## What the exercise asks
Begin at the line below that contains "Read this page and output its text content.". Repeat it and all remaining lines of the records exactly.

* begin Provided information *

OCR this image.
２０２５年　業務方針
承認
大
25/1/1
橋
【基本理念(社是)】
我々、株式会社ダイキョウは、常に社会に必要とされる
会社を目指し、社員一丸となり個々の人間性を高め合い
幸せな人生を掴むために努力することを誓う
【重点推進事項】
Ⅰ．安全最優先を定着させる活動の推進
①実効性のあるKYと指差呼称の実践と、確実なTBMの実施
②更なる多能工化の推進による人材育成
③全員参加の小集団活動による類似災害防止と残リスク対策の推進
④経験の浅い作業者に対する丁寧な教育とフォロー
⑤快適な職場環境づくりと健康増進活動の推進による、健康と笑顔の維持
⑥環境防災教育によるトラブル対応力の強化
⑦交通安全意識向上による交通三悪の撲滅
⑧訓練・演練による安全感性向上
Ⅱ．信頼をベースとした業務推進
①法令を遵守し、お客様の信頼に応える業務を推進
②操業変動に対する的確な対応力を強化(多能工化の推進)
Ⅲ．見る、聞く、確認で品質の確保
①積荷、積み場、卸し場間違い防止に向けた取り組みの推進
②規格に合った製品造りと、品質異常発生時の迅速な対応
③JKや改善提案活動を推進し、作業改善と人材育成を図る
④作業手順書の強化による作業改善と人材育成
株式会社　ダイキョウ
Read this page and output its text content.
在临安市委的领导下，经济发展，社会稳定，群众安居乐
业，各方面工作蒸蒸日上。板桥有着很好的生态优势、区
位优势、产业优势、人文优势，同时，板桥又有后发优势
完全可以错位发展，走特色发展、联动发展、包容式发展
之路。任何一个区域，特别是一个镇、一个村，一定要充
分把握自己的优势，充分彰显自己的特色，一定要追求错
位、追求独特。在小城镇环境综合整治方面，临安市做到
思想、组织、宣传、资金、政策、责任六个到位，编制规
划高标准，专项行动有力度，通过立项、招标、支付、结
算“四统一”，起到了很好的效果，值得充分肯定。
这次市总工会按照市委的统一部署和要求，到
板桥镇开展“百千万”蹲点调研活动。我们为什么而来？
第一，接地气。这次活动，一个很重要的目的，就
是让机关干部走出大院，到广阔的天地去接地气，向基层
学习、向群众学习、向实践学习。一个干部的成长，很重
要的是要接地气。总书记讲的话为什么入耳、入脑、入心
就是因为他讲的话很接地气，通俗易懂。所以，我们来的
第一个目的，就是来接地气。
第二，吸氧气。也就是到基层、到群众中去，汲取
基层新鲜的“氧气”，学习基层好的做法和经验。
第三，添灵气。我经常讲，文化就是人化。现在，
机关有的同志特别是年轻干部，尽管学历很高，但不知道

* end Provided information *

## Problem solution
Read this page and output its text content.
在临安市委的领导下，经济发展，社会稳定，群众安居乐
业，各方面工作蒸蒸日上。板桥有着很好的生态优势、区
位优势、产业优势、人文优势，同时，板桥又有后发优势
完全可以错位发展，走特色发展、联动发展、包容式发展
之路。任何一个区域，特别是一个镇、一个村，一定要充
分把握自己的优势，充分彰显自己的特色，一定要追求错
位、追求独特。在小城镇环境综合整治方面，临安市做到
思想、组织、宣传、资金、政策、责任六个到位，编制规
划高标准，专项行动有力度，通过立项、招标、支付、结
算“四统一”，起到了很好的效果，值得充分肯定。
这次市总工会按照市委的统一部署和要求，到
板桥镇开展“百千万”蹲点调研活动。我们为什么而来？
第一，接地气。这次活动，一个很重要的目的，就
是让机关干部走出大院，到广阔的天地去接地气，向基层
学习、向群众学习、向实践学习。一个干部的成长，很重
要的是要接地气。总书记讲的话为什么入耳、入脑、入心
就是因为他讲的话很接地气，通俗易懂。所以，我们来的
第一个目的，就是来接地气。
第二，吸氧气。也就是到基层、到群众中去，汲取
基层新鲜的“氧气”，学习基层好的做法和经验。
第三，添灵气。我经常讲，文化就是人化。现在，
机关有的同志特别是年轻干部，尽管学历很高，但不知道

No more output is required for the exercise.